» Given exercise
Set out each line from the following listing that includes the word "April".

» Extracted material

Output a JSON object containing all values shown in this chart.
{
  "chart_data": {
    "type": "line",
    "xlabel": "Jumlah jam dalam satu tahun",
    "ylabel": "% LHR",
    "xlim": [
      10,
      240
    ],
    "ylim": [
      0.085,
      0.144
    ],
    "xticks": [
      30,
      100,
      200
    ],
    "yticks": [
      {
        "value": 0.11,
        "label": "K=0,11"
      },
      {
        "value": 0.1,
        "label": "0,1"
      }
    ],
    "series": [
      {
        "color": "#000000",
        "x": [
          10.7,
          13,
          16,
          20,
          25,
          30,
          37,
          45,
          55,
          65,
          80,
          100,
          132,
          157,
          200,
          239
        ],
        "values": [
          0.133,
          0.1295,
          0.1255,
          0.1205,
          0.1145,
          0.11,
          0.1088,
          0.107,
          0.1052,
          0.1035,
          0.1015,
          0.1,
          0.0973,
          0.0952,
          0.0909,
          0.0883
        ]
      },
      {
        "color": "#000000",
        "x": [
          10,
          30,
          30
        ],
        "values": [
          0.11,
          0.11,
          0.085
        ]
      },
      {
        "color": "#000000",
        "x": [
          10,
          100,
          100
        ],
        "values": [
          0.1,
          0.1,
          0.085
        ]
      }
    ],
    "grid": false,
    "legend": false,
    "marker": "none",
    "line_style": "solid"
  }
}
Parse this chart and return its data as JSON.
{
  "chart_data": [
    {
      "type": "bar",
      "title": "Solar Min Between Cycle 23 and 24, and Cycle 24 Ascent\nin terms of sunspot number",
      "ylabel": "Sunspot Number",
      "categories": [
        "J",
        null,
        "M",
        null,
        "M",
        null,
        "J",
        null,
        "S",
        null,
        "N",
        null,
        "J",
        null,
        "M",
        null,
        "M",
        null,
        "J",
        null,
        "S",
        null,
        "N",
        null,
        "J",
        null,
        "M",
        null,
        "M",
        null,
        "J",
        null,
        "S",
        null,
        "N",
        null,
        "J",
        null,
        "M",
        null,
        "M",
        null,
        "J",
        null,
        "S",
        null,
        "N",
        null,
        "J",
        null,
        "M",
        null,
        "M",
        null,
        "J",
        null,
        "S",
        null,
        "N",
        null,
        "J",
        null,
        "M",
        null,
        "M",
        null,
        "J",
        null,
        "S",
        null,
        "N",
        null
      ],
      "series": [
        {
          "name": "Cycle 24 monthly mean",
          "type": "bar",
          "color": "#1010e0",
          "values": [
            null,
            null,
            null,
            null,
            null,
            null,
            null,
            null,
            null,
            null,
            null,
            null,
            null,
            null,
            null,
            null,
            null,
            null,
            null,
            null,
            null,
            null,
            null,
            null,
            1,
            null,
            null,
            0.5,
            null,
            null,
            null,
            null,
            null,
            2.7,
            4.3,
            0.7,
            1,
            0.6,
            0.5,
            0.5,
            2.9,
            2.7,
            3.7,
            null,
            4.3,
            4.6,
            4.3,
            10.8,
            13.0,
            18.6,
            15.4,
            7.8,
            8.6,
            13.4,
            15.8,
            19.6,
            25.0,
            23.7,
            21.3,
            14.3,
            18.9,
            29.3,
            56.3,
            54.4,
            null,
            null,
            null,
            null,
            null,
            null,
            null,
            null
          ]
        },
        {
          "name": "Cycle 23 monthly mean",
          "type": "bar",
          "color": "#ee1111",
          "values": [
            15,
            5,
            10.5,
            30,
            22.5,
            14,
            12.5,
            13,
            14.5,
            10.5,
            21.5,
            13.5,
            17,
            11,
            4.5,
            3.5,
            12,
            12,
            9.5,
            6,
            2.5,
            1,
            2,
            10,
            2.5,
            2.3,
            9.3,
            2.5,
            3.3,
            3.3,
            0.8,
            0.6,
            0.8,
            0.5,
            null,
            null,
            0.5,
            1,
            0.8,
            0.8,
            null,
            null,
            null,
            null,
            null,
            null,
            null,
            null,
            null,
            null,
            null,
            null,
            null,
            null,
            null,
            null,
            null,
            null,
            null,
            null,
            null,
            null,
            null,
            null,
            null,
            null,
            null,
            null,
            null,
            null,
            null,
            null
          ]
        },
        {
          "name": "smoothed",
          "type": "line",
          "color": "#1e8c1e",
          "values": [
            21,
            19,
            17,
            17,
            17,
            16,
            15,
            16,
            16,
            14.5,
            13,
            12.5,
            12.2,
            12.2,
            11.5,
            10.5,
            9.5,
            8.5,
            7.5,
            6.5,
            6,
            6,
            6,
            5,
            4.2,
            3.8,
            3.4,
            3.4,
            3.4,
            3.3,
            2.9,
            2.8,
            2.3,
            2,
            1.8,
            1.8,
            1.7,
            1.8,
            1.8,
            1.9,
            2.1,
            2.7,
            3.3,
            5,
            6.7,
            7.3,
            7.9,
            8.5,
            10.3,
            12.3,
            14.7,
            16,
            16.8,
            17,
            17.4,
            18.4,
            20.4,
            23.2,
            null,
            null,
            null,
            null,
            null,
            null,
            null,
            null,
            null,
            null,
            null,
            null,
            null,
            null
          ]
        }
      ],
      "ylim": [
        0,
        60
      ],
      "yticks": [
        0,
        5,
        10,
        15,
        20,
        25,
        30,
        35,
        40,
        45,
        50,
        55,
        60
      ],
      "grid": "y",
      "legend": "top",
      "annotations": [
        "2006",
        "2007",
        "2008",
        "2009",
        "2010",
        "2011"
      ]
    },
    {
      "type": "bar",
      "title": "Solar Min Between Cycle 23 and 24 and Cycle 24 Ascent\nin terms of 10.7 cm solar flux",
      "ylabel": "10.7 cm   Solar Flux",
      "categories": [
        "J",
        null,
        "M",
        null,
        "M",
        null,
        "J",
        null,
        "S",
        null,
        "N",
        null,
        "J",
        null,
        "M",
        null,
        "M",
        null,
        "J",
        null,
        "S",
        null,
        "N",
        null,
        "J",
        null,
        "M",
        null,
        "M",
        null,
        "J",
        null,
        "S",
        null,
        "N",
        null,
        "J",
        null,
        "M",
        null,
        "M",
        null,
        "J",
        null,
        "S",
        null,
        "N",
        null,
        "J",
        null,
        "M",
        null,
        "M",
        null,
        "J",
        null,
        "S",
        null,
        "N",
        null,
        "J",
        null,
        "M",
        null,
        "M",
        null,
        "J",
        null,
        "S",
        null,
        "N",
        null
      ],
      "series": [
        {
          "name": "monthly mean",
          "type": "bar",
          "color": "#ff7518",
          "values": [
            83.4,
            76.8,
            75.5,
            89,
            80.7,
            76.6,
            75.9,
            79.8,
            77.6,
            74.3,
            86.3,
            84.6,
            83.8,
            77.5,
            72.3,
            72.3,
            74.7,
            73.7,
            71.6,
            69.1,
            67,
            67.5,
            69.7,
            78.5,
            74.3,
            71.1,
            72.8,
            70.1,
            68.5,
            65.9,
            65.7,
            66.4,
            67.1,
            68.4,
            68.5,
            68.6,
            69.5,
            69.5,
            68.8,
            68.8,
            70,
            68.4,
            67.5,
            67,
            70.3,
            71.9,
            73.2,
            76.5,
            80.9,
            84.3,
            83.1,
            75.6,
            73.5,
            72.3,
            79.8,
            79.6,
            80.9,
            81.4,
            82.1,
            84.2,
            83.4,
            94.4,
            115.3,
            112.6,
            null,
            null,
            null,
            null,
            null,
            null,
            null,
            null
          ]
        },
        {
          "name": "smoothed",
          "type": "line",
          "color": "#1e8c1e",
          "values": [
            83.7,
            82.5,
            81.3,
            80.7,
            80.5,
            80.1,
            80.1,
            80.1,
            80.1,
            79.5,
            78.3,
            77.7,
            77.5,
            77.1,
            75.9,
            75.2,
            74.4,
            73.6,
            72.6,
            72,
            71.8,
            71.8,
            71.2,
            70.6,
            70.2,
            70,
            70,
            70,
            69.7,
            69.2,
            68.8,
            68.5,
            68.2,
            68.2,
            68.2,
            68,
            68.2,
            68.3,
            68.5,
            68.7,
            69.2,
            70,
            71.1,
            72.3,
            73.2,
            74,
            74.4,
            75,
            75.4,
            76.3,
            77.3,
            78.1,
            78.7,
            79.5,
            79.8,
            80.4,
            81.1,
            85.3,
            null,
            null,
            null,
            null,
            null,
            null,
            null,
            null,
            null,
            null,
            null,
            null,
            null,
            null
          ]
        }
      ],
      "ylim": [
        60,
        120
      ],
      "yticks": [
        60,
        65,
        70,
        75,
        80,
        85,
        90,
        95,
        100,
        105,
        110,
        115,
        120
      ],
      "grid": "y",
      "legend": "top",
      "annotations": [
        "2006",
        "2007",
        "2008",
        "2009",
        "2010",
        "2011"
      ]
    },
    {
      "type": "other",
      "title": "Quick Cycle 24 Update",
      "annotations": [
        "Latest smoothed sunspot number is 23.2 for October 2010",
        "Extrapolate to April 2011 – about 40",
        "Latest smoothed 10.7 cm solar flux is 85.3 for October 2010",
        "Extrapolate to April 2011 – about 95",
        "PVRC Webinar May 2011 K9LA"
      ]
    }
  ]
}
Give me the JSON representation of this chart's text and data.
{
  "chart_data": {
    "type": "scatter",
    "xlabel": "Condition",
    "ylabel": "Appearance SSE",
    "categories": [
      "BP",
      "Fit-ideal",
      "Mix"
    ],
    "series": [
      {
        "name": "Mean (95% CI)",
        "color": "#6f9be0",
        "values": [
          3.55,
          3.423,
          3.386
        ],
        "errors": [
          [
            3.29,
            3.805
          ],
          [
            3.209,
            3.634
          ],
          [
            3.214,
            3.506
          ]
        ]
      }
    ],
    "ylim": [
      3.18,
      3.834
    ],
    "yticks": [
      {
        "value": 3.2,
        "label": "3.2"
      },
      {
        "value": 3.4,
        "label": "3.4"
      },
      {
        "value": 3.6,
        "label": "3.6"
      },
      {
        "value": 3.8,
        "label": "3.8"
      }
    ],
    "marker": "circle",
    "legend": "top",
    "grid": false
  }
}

» Finished answer
        "Extrapolate to April 2011 – about 40",
        "Extrapolate to April 2011 – about 95",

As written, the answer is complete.